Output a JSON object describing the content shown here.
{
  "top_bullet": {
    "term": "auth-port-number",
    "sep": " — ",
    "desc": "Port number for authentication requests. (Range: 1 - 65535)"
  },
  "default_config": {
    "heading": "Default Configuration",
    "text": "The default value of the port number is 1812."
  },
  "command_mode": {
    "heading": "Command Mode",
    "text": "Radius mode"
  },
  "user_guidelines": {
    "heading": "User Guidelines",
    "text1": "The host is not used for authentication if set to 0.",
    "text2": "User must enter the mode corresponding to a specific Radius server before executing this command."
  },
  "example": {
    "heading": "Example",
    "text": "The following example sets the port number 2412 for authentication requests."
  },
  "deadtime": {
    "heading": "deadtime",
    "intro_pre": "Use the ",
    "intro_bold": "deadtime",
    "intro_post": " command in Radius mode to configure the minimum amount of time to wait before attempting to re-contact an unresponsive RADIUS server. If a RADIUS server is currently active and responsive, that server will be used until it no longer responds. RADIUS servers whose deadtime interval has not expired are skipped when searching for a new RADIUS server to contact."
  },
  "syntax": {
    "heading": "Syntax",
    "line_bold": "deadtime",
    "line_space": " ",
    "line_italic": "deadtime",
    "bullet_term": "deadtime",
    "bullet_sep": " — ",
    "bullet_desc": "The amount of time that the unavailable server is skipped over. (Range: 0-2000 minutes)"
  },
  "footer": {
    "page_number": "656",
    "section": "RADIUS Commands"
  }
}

++++++++

_Aim_:
Write the entries again, exactly as they stand.

_Result for this task_:
Output a JSON object describing the content shown here.
{
  "top_bullet": {
    "term": "auth-port-number",
    "sep": " — ",
    "desc": "Port number for authentication requests. (Range: 1 - 65535)"
  },
  "default_config": {
    "heading": "Default Configuration",
    "text": "The default value of the port number is 1812."
  },
  "command_mode": {
    "heading": "Command Mode",
    "text": "Radius mode"
  },
  "user_guidelines": {
    "heading": "User Guidelines",
    "text1": "The host is not used for authentication if set to 0.",
    "text2": "User must enter the mode corresponding to a specific Radius server before executing this command."
  },
  "example": {
    "heading": "Example",
    "text": "The following example sets the port number 2412 for authentication requests."
  },
  "deadtime": {
    "heading": "deadtime",
    "intro_pre": "Use the ",
    "intro_bold": "deadtime",
    "intro_post": " command in Radius mode to configure the minimum amount of time to wait before attempting to re-contact an unresponsive RADIUS server. If a RADIUS server is currently active and responsive, that server will be used until it no longer responds. RADIUS servers whose deadtime interval has not expired are skipped when searching for a new RADIUS server to contact."
  },
  "syntax": {
    "heading": "Syntax",
    "line_bold": "deadtime",
    "line_space": " ",
    "line_italic": "deadtime",
    "bullet_term": "deadtime",
    "bullet_sep": " — ",
    "bullet_desc": "The amount of time that the unavailable server is skipped over. (Range: 0-2000 minutes)"
  },
  "footer": {
    "page_number": "656",
    "section": "RADIUS Commands"
  }
}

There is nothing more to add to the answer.